===== Records to process =====

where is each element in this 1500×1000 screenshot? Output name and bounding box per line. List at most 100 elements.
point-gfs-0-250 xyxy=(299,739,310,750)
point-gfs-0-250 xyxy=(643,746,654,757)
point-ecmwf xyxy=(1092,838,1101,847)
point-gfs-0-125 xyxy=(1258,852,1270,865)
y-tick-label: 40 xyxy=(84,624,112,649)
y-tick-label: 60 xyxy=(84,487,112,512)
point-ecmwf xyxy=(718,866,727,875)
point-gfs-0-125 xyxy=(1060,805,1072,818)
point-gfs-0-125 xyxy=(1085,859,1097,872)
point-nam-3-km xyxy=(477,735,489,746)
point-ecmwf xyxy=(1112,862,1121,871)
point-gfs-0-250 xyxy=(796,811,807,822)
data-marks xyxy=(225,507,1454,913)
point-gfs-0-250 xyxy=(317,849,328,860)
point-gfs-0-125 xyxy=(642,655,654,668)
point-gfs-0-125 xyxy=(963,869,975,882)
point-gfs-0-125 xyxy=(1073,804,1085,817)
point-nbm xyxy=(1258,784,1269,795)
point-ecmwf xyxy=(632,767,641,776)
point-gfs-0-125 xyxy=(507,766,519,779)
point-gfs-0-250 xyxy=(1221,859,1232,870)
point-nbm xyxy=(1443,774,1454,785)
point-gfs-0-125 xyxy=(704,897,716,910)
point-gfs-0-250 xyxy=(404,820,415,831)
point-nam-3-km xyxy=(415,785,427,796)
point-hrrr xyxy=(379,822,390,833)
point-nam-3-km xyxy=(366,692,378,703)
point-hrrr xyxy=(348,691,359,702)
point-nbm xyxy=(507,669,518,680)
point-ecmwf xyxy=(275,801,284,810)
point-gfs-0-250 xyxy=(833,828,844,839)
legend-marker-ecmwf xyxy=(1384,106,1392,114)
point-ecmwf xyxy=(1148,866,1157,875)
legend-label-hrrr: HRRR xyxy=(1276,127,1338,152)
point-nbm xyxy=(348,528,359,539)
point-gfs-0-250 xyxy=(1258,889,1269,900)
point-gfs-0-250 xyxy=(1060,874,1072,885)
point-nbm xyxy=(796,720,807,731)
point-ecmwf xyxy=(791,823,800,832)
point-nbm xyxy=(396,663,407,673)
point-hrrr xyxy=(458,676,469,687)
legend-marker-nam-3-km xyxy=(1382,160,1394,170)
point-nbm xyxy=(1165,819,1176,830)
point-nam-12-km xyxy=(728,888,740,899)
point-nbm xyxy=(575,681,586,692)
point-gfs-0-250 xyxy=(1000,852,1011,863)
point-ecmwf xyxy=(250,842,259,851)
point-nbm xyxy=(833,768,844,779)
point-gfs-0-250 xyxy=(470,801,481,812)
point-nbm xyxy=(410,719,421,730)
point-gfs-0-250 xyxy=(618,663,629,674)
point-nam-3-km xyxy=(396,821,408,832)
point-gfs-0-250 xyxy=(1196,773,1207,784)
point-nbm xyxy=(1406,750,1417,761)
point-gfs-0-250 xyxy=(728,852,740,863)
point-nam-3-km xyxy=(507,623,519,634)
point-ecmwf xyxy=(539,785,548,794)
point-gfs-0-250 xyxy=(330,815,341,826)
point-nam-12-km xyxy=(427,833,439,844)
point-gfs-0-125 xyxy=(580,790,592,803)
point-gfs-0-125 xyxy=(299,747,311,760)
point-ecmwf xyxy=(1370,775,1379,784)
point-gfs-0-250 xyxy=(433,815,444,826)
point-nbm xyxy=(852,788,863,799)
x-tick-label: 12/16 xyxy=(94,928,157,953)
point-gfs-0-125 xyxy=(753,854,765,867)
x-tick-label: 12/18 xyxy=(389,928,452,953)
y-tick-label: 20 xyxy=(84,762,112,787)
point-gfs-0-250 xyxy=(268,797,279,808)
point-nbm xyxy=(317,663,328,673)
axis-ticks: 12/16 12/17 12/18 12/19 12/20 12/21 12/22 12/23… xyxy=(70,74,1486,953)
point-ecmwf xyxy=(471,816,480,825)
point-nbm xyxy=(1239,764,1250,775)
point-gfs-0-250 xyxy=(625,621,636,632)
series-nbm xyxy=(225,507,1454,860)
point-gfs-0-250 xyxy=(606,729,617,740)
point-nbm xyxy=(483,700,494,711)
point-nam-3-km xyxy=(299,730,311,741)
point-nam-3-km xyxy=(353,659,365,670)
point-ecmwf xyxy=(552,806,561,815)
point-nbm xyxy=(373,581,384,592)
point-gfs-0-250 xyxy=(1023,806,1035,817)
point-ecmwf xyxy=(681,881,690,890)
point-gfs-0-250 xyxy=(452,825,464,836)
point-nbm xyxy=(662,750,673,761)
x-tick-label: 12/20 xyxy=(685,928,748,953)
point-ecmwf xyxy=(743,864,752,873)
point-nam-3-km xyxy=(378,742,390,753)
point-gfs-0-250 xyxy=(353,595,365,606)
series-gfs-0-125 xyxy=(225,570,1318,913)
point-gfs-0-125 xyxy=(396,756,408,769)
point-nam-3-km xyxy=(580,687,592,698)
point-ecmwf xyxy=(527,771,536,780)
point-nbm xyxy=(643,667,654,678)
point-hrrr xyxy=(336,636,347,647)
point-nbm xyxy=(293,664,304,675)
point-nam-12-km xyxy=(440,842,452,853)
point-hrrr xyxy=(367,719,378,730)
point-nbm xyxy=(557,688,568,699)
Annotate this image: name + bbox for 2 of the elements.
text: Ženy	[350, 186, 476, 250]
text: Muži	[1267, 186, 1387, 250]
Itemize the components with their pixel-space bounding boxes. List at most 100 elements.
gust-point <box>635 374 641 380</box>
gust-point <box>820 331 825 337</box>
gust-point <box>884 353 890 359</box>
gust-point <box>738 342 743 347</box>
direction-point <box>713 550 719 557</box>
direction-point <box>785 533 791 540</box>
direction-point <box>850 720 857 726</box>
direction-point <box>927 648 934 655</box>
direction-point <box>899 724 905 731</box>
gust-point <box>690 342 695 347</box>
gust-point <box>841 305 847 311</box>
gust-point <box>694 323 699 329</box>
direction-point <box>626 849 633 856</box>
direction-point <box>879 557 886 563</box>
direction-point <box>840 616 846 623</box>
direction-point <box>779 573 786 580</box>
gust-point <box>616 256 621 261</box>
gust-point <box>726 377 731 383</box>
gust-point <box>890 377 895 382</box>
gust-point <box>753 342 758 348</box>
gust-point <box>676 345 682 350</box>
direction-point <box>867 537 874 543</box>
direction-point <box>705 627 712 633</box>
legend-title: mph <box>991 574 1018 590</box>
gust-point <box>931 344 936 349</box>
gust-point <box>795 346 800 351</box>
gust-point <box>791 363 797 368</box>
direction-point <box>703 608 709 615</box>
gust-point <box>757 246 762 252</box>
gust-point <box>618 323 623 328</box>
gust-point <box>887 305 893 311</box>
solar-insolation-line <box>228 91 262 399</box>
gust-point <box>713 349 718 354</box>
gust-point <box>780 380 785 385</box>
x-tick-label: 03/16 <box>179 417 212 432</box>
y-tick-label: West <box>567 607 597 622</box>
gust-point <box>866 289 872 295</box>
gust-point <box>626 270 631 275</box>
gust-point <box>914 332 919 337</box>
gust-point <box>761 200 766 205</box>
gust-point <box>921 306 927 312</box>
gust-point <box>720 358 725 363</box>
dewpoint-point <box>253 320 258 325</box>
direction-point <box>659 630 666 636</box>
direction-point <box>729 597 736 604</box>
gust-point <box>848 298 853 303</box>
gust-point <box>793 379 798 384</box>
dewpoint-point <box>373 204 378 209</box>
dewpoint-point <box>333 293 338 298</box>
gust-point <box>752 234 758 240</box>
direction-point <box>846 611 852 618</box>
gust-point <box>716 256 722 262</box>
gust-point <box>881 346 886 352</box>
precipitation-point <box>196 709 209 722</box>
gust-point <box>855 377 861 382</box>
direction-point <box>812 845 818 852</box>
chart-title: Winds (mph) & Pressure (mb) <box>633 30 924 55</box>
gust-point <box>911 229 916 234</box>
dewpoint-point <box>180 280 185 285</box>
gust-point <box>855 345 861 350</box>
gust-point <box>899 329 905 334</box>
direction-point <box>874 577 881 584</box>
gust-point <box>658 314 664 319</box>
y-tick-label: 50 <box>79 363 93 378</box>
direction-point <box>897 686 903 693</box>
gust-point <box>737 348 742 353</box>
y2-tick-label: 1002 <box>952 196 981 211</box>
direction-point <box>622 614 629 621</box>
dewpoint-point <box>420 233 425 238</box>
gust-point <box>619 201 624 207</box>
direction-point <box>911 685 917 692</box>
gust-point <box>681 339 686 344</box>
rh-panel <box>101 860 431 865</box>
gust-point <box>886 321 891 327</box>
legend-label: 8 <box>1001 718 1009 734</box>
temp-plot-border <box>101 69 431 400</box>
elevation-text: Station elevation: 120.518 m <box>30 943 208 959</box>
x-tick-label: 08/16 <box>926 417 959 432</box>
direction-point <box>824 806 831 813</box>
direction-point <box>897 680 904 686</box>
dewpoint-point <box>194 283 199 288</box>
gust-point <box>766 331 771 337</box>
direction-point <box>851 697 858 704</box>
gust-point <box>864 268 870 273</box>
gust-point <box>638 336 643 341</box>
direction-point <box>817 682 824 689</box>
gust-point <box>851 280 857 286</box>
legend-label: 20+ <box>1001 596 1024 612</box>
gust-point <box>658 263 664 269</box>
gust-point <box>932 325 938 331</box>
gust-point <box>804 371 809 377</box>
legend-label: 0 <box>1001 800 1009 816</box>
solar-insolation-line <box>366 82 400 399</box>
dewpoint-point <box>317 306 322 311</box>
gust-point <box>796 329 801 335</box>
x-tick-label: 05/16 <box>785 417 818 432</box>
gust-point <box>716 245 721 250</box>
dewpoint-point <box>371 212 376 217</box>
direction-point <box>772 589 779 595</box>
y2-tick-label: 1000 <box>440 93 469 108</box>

=====

How many lines in the rows above contain the word "elements"? Reply with the number only.

**Output below:**
3